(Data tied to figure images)
=======
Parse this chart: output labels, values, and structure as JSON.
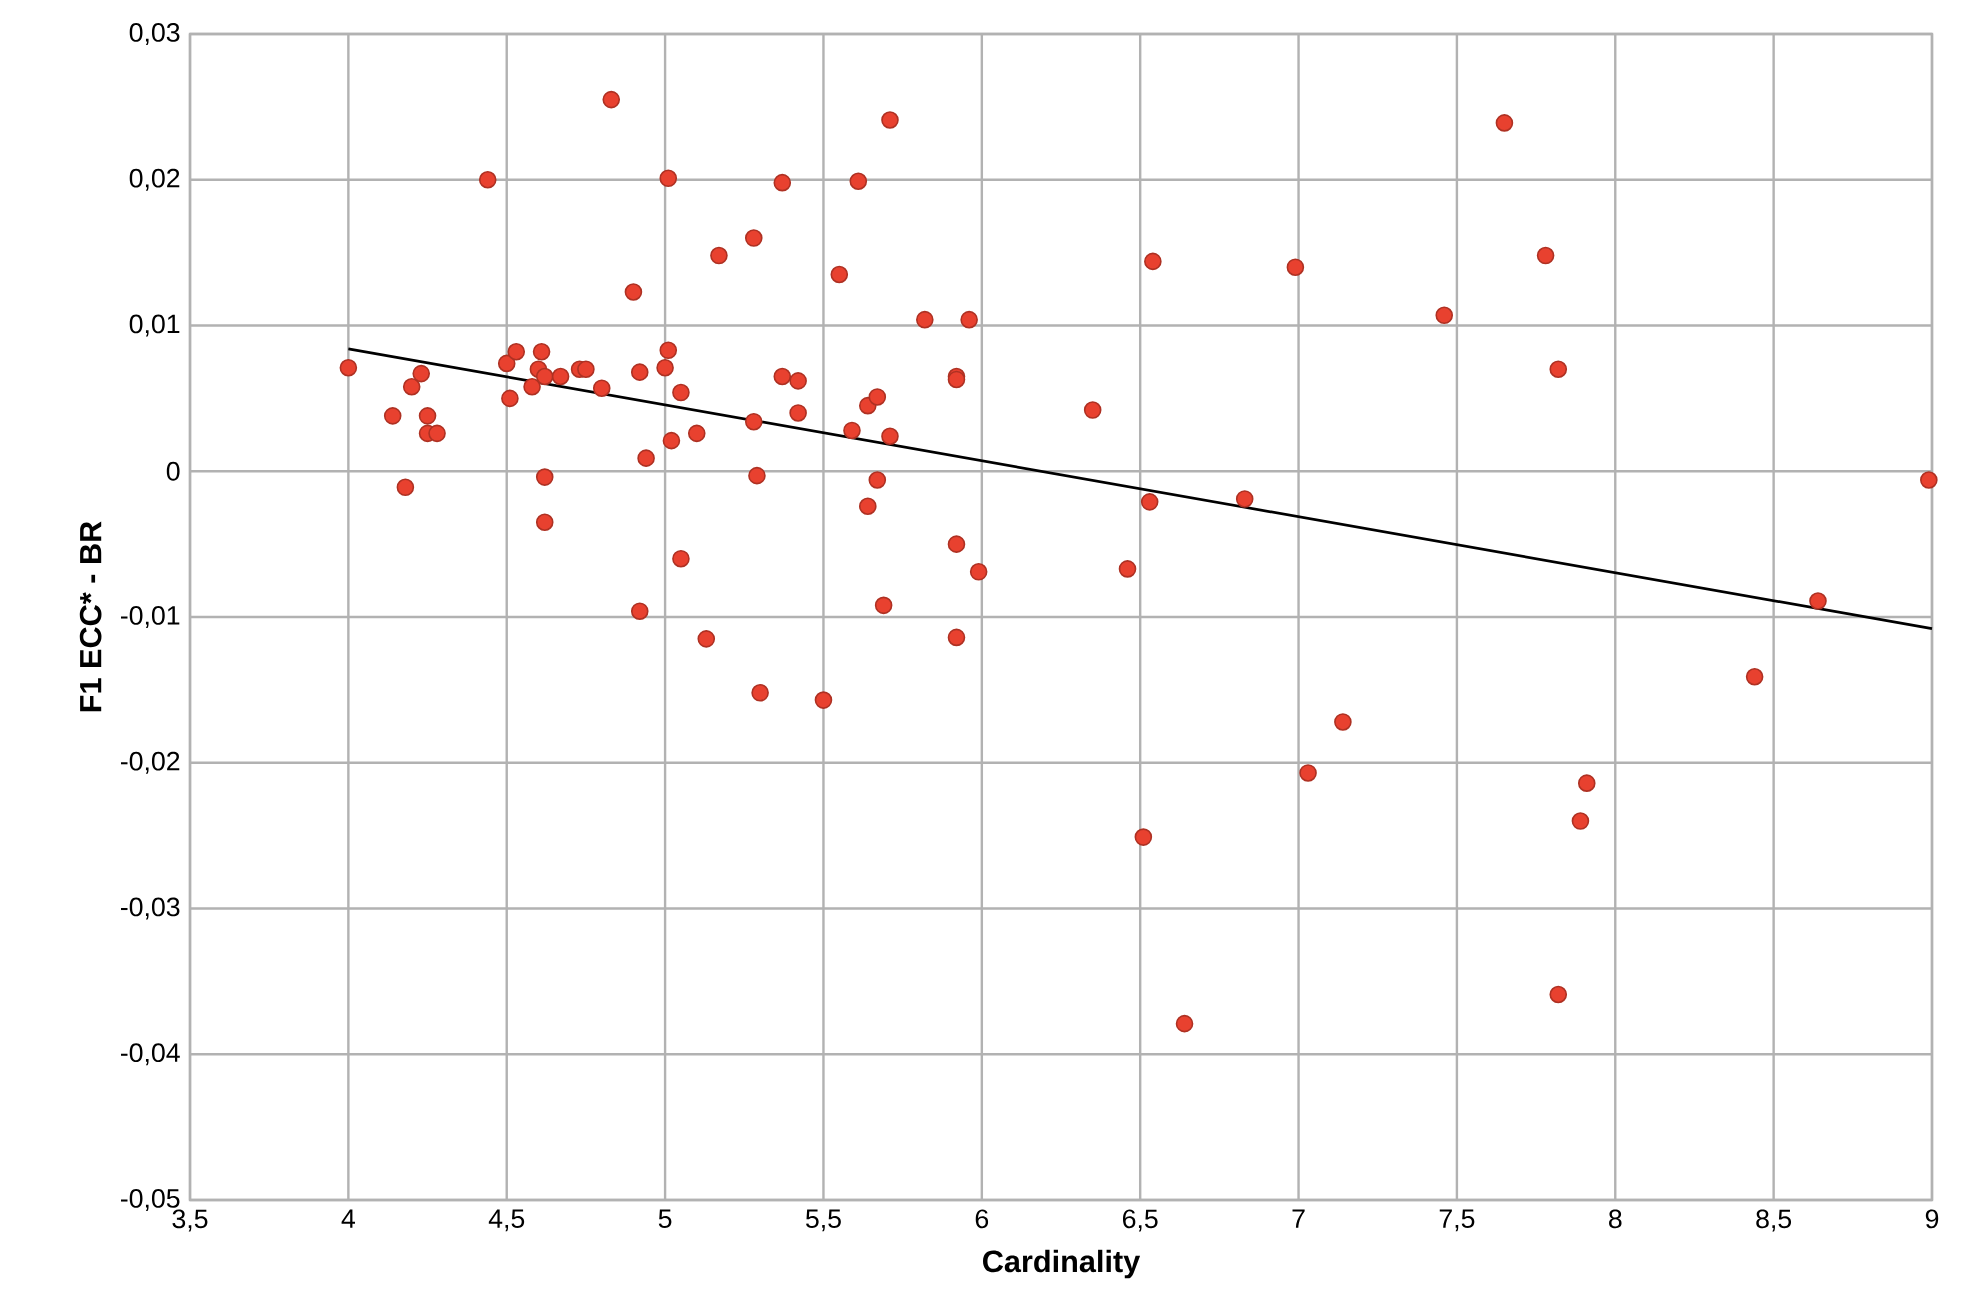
{
  "chart_data": {
    "type": "scatter",
    "xlabel": "Cardinality",
    "ylabel": "F1  ECC* - BR",
    "xlim": [
      3.5,
      9
    ],
    "ylim": [
      -0.05,
      0.03
    ],
    "xticks": [
      {
        "value": 3.5,
        "label": "3,5"
      },
      4,
      {
        "value": 4.5,
        "label": "4,5"
      },
      5,
      {
        "value": 5.5,
        "label": "5,5"
      },
      6,
      {
        "value": 6.5,
        "label": "6,5"
      },
      7,
      {
        "value": 7.5,
        "label": "7,5"
      },
      8,
      {
        "value": 8.5,
        "label": "8,5"
      },
      9
    ],
    "yticks": [
      {
        "value": -0.05,
        "label": "-0,05"
      },
      {
        "value": -0.04,
        "label": "-0,04"
      },
      {
        "value": -0.03,
        "label": "-0,03"
      },
      {
        "value": -0.02,
        "label": "-0,02"
      },
      {
        "value": -0.01,
        "label": "-0,01"
      },
      0,
      {
        "value": 0.01,
        "label": "0,01"
      },
      {
        "value": 0.02,
        "label": "0,02"
      },
      {
        "value": 0.03,
        "label": "0,03"
      }
    ],
    "grid": true,
    "marker": "circle",
    "series": [
      {
        "color": "#e8412f",
        "x": [
          4.0,
          4.14,
          4.18,
          4.2,
          4.23,
          4.25,
          4.25,
          4.28,
          4.44,
          4.5,
          4.51,
          4.53,
          4.58,
          4.6,
          4.61,
          4.62,
          4.62,
          4.62,
          4.67,
          4.73,
          4.75,
          4.8,
          4.83,
          4.9,
          4.92,
          4.92,
          4.94,
          5.0,
          5.01,
          5.01,
          5.02,
          5.05,
          5.05,
          5.1,
          5.13,
          5.17,
          5.28,
          5.28,
          5.29,
          5.3,
          5.37,
          5.37,
          5.42,
          5.42,
          5.5,
          5.55,
          5.59,
          5.61,
          5.64,
          5.67,
          5.67,
          5.64,
          5.71,
          5.71,
          5.69,
          5.82,
          5.92,
          5.92,
          5.92,
          5.92,
          5.96,
          5.99,
          6.35,
          6.54,
          6.53,
          6.46,
          6.51,
          6.64,
          6.99,
          6.83,
          7.14,
          7.03,
          7.46,
          7.65,
          7.78,
          7.82,
          7.91,
          7.89,
          7.82,
          8.44,
          8.64,
          8.99
        ],
        "values": [
          0.0071,
          0.0038,
          -0.0011,
          0.0058,
          0.0067,
          0.0038,
          0.0026,
          0.0026,
          0.02,
          0.0074,
          0.005,
          0.0082,
          0.0058,
          0.007,
          0.0082,
          0.0065,
          -0.0004,
          -0.0035,
          0.0065,
          0.007,
          0.007,
          0.0057,
          0.0255,
          0.0123,
          0.0068,
          -0.0096,
          0.0009,
          0.0071,
          0.0083,
          0.0201,
          0.0021,
          0.0054,
          -0.006,
          0.0026,
          -0.0115,
          0.0148,
          0.016,
          0.0034,
          -0.0003,
          -0.0152,
          0.0198,
          0.0065,
          0.004,
          0.0062,
          -0.0157,
          0.0135,
          0.0028,
          0.0199,
          0.0045,
          0.0051,
          -0.0006,
          -0.0024,
          0.0241,
          0.0024,
          -0.0092,
          0.0104,
          0.0065,
          0.0063,
          -0.005,
          -0.0114,
          0.0104,
          -0.0069,
          0.0042,
          0.0144,
          -0.0021,
          -0.0067,
          -0.0251,
          -0.0379,
          0.014,
          -0.0019,
          -0.0172,
          -0.0207,
          0.0107,
          0.0239,
          0.0148,
          0.007,
          -0.0214,
          -0.024,
          -0.0359,
          -0.0141,
          -0.0089,
          -0.0006
        ]
      },
      {
        "type": "line",
        "color": "#000000",
        "marker": "none",
        "x": [
          4.0,
          9.0
        ],
        "values": [
          0.0084,
          -0.0108
        ]
      }
    ]
  }
}
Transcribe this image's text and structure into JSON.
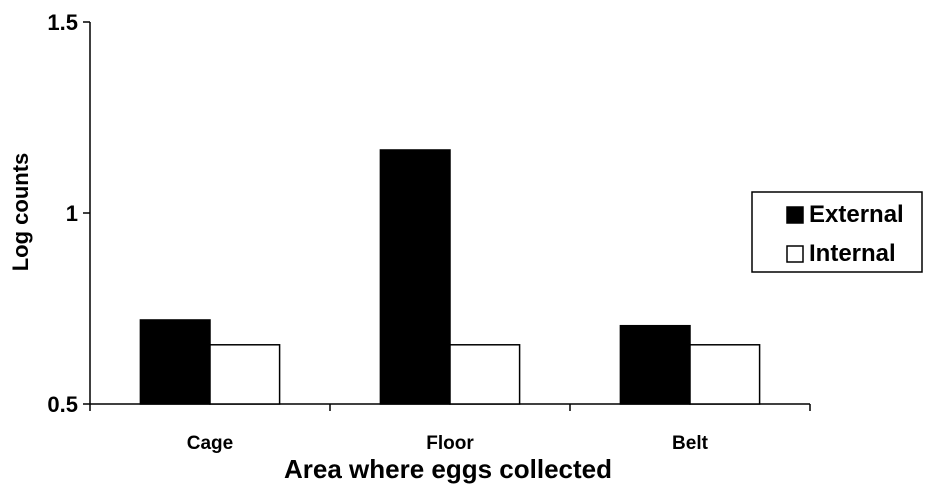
{
  "chart_data": {
    "type": "bar",
    "title": "",
    "xlabel": "Area where eggs collected",
    "ylabel": "Log counts",
    "categories": [
      "Cage",
      "Floor",
      "Belt"
    ],
    "series": [
      {
        "name": "External",
        "color": "#000000",
        "values": [
          0.72,
          1.165,
          0.705
        ]
      },
      {
        "name": "Internal",
        "color": "#ffffff",
        "values": [
          0.655,
          0.655,
          0.655
        ]
      }
    ],
    "ylim": [
      0.5,
      1.5
    ],
    "yticks": [
      0.5,
      1,
      1.5
    ],
    "ytick_labels": [
      "0.5",
      "1",
      "1.5"
    ],
    "legend": "right",
    "grid": false
  }
}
=======
## GOAL OF THE EXERCISE:
From the line containing "Transcribe this image's" down to the last line of the data, print every line exactly and nothing else. Pictures stay out of the copy.

## TASK OUTPUT:
Transcribe this image's text and structure into JSON.
{
  "chart_data": {
    "type": "bar",
    "title": "",
    "xlabel": "Area where eggs collected",
    "ylabel": "Log counts",
    "categories": [
      "Cage",
      "Floor",
      "Belt"
    ],
    "series": [
      {
        "name": "External",
        "color": "#000000",
        "values": [
          0.72,
          1.165,
          0.705
        ]
      },
      {
        "name": "Internal",
        "color": "#ffffff",
        "values": [
          0.655,
          0.655,
          0.655
        ]
      }
    ],
    "ylim": [
      0.5,
      1.5
    ],
    "yticks": [
      0.5,
      1,
      1.5
    ],
    "ytick_labels": [
      "0.5",
      "1",
      "1.5"
    ],
    "legend": "right",
    "grid": false
  }
}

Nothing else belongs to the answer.